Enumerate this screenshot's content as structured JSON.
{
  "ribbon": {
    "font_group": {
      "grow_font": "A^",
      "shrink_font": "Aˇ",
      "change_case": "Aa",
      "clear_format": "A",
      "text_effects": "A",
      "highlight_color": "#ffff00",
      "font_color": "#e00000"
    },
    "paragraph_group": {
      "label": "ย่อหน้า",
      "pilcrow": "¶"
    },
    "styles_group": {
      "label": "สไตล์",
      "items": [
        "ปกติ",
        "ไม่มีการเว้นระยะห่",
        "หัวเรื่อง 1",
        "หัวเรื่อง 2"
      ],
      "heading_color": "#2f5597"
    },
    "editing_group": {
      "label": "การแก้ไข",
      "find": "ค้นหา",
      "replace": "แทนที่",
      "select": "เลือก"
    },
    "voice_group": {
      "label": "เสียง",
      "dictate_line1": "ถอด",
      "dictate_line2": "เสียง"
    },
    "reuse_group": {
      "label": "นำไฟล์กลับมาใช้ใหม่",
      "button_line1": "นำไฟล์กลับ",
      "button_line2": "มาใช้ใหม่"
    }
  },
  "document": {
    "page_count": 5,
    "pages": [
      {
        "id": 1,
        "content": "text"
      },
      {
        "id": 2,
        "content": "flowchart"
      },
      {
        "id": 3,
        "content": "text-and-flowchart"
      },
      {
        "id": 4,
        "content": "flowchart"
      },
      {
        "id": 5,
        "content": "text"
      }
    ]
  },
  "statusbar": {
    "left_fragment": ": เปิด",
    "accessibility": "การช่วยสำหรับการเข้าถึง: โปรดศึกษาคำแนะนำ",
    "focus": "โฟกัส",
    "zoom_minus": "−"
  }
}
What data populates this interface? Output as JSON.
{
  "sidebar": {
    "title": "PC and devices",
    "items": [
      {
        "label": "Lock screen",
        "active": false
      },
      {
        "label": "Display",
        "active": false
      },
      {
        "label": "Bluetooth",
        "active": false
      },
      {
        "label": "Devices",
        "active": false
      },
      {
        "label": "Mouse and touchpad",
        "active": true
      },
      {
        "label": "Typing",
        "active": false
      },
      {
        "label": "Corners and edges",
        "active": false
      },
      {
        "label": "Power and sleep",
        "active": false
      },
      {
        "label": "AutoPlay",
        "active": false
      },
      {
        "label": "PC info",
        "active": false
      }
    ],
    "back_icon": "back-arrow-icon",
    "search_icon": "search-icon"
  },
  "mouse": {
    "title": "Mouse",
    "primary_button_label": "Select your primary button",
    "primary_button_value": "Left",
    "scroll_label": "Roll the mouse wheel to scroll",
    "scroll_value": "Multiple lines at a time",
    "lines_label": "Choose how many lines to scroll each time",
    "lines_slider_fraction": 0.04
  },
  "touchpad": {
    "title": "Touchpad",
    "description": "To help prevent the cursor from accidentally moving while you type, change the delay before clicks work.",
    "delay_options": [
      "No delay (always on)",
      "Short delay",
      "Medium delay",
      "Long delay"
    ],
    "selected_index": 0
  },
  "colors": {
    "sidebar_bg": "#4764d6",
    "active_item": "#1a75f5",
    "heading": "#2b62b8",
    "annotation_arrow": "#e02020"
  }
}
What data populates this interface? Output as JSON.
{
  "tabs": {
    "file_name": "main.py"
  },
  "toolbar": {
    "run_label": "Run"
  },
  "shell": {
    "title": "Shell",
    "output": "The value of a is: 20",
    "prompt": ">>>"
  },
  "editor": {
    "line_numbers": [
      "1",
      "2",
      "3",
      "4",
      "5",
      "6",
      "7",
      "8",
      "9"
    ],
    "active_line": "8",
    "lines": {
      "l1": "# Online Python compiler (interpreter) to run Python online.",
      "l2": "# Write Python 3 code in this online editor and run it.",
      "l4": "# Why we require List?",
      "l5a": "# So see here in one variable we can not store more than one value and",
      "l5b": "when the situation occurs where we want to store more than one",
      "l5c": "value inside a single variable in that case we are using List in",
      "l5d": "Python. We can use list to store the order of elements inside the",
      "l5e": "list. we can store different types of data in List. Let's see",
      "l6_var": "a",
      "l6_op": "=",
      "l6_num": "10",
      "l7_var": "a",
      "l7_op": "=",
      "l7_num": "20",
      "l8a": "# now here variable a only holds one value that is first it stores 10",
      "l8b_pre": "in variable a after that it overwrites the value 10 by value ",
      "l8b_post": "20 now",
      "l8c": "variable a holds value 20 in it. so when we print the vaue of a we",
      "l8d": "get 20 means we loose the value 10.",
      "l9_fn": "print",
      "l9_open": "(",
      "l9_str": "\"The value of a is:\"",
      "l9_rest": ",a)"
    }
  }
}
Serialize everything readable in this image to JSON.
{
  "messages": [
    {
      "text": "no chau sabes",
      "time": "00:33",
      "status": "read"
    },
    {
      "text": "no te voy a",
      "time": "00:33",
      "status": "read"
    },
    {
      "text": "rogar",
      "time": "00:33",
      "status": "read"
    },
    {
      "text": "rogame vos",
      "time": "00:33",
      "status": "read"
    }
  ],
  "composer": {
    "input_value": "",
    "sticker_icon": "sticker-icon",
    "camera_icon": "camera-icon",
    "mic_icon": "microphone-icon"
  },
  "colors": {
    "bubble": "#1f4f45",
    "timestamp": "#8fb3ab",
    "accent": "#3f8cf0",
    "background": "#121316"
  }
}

################

Show the lines from the data above that contain the string "Python".

§ **The completed task**:
      "l1": "# Online Python compiler (interpreter) to run Python online.",
      "l2": "# Write Python 3 code in this online editor and run it.",
      "l5d": "Python. We can use list to store the order of elements inside the",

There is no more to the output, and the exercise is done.